→ Your task
Where a line holds the string "zoom", return that line.

→ Records for the task

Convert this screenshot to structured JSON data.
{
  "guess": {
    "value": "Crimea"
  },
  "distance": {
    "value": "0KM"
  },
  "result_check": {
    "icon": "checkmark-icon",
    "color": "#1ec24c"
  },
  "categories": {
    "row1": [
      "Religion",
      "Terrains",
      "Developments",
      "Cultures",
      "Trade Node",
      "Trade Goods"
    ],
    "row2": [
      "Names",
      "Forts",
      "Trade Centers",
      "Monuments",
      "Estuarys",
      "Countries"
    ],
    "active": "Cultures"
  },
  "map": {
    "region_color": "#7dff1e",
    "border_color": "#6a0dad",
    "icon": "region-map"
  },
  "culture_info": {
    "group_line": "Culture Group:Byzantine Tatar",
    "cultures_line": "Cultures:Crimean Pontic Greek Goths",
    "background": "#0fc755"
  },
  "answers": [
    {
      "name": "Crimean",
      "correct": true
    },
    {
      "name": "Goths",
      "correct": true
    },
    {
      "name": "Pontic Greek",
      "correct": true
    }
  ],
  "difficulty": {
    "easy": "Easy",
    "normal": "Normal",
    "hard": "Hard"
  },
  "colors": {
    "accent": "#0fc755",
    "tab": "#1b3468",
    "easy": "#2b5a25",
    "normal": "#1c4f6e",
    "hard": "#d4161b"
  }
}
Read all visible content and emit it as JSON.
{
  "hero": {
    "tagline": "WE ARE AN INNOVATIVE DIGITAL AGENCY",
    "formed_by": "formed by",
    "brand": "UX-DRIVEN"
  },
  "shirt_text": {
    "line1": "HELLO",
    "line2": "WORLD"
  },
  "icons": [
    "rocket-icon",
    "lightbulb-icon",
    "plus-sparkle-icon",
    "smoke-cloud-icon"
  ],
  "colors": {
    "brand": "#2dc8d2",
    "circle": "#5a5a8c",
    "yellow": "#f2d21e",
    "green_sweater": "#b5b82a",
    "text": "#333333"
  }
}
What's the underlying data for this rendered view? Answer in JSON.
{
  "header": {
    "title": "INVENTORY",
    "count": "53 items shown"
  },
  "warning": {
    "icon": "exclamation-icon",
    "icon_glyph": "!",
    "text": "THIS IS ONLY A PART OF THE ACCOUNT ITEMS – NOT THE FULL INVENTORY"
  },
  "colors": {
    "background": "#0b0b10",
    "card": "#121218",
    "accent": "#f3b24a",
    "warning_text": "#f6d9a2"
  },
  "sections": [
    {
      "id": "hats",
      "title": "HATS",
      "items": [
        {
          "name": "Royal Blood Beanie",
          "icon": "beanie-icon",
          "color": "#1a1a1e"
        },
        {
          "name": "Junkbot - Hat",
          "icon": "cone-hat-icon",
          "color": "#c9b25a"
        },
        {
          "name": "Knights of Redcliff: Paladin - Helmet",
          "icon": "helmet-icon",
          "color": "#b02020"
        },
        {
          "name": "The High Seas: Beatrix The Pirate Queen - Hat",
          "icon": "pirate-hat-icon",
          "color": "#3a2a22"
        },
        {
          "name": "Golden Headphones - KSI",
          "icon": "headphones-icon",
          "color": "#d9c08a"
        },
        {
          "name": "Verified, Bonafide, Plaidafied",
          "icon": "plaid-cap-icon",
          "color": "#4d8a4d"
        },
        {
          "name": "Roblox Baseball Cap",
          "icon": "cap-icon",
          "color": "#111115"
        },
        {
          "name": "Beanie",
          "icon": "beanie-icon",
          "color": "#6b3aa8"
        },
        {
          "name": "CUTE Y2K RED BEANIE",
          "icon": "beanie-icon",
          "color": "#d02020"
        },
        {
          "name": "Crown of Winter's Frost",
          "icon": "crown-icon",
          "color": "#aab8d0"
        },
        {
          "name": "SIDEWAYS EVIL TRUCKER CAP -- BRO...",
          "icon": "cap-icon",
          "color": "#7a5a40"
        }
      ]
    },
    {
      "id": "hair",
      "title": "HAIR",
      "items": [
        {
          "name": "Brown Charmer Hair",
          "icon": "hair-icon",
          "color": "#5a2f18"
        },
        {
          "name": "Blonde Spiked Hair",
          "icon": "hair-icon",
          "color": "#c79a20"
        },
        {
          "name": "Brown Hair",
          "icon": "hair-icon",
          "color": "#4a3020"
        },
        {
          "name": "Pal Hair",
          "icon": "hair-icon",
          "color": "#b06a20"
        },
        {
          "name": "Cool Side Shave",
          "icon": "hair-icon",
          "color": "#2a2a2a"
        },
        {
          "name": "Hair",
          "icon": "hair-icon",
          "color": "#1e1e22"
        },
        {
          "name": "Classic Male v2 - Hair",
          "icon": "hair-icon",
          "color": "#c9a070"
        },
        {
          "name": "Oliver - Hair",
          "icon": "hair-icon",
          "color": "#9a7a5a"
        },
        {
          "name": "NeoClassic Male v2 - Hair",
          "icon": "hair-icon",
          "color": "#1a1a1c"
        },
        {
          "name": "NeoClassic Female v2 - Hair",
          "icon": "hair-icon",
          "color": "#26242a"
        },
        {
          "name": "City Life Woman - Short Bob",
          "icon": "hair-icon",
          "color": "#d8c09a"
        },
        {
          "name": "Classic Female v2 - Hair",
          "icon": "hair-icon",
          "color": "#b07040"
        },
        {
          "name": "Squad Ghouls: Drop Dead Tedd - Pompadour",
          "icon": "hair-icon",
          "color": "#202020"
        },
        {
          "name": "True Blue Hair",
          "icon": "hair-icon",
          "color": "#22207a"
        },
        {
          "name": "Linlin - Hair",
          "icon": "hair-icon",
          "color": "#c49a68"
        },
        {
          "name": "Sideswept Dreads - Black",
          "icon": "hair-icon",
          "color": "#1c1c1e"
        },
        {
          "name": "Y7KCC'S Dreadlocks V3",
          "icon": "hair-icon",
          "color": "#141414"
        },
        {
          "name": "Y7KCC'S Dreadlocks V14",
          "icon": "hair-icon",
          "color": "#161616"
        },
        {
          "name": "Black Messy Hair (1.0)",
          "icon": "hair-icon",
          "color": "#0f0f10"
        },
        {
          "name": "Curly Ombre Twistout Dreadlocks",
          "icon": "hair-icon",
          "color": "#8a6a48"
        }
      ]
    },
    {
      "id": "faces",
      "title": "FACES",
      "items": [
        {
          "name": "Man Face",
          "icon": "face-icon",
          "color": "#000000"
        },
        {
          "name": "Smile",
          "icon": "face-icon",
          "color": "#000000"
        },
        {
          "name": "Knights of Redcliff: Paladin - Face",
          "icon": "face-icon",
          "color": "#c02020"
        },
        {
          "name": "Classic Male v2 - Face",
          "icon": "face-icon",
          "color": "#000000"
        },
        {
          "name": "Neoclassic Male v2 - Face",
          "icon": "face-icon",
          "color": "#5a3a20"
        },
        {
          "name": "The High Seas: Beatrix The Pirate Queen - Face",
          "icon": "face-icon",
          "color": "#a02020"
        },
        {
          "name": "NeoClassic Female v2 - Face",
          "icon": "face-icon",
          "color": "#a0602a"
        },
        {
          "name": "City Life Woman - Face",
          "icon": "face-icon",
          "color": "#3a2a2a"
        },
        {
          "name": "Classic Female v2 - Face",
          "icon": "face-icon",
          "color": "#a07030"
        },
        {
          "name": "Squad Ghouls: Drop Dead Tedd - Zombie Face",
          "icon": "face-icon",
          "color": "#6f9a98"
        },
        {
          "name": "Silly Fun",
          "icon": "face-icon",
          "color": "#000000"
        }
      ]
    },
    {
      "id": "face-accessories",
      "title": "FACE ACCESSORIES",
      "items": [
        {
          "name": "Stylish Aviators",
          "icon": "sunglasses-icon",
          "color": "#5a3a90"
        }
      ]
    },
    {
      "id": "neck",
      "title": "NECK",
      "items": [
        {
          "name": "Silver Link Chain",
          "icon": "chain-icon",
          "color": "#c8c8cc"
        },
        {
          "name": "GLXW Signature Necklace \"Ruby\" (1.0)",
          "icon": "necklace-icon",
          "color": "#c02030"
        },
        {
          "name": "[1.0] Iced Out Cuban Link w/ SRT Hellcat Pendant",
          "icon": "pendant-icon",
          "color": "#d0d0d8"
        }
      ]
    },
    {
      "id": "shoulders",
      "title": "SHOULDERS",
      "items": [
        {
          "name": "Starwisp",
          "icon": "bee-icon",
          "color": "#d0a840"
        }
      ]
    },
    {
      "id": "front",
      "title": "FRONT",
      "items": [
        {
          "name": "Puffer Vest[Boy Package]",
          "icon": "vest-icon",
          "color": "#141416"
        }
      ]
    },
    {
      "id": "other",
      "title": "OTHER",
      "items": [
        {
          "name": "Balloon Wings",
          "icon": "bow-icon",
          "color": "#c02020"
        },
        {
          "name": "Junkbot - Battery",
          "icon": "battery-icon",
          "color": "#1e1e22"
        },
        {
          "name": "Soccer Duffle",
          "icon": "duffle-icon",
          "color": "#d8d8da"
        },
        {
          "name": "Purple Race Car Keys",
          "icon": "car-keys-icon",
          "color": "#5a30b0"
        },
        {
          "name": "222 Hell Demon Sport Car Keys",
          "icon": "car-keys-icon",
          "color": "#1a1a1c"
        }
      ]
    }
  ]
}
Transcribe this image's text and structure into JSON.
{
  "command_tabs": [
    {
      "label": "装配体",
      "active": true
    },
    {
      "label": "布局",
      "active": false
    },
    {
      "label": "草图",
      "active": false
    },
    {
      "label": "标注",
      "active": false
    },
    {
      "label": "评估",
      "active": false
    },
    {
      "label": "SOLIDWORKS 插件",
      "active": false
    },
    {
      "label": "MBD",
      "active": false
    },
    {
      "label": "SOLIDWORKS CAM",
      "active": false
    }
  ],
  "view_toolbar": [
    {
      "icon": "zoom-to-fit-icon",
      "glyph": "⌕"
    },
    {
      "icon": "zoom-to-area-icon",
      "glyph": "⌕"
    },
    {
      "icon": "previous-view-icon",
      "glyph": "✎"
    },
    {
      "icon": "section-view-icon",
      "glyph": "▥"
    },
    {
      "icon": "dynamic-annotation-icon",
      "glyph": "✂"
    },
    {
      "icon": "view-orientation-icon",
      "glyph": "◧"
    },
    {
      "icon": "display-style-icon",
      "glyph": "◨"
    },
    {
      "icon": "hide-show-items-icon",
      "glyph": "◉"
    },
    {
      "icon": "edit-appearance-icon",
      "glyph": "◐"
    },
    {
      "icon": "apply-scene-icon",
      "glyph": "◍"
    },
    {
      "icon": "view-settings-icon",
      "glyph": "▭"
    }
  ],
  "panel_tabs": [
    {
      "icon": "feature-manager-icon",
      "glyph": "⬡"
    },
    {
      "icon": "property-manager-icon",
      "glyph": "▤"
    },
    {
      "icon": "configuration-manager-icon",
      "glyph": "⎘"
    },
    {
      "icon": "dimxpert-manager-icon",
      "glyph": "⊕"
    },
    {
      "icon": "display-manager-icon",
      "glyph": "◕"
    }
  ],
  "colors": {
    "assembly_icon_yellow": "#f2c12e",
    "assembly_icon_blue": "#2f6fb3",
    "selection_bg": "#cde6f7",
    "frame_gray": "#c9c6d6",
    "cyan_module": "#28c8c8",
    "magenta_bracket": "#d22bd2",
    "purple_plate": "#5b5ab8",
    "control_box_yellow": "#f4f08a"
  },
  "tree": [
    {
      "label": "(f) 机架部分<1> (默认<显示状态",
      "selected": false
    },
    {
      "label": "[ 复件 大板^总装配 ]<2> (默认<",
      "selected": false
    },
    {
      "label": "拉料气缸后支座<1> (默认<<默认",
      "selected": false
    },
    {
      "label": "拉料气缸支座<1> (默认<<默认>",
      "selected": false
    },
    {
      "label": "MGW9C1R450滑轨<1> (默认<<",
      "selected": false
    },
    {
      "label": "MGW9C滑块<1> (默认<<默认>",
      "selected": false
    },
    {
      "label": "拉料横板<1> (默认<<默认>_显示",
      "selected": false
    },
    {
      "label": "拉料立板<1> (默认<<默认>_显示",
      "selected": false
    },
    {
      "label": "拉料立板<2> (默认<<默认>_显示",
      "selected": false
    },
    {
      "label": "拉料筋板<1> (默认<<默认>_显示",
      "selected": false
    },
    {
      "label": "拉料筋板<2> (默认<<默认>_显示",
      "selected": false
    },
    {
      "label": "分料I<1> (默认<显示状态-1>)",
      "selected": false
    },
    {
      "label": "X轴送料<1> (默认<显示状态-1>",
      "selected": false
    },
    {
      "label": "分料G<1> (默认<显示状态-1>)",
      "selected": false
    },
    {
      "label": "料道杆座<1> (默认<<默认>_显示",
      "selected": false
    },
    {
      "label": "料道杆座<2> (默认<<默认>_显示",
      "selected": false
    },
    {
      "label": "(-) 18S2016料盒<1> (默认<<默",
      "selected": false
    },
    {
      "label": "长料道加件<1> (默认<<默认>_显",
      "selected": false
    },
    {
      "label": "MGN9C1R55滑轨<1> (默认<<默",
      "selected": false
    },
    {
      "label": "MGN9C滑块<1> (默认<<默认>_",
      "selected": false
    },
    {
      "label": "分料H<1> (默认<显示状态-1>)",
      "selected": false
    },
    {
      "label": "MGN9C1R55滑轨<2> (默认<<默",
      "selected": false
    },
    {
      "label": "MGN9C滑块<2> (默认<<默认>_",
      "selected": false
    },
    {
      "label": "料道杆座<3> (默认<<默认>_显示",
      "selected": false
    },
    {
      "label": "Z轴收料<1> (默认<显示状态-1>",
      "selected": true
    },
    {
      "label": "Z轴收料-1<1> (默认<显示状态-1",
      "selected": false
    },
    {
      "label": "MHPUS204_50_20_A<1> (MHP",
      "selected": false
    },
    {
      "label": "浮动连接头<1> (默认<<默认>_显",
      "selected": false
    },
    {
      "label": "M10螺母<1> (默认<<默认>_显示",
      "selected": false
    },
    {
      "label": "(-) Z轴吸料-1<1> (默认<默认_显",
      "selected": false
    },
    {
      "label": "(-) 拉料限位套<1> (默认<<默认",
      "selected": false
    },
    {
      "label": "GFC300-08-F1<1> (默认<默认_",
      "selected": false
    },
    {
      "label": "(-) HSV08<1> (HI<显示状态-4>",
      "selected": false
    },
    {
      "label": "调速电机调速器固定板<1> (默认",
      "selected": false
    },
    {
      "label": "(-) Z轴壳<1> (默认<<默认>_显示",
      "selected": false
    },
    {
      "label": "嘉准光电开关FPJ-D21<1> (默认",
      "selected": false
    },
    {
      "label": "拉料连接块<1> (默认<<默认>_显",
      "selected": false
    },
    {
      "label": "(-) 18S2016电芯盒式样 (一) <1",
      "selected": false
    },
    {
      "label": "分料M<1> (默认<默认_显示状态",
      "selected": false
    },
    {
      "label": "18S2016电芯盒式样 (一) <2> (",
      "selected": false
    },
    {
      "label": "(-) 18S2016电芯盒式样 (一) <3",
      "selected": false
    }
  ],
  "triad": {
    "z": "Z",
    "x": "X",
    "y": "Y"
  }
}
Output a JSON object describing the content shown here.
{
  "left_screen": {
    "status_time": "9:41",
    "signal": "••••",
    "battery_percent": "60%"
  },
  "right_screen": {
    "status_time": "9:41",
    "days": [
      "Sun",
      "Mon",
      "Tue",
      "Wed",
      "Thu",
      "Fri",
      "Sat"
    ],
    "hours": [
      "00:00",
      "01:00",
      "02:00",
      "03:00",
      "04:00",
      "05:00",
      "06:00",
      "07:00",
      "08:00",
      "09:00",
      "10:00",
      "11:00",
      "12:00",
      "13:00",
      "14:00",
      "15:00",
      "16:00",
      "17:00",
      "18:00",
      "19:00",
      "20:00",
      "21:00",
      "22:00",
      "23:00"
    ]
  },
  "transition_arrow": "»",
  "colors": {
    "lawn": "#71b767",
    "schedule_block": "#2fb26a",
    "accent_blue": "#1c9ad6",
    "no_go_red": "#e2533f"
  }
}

→ Written reply
      "icon": "zoom-to-fit-icon",
      "icon": "zoom-to-area-icon",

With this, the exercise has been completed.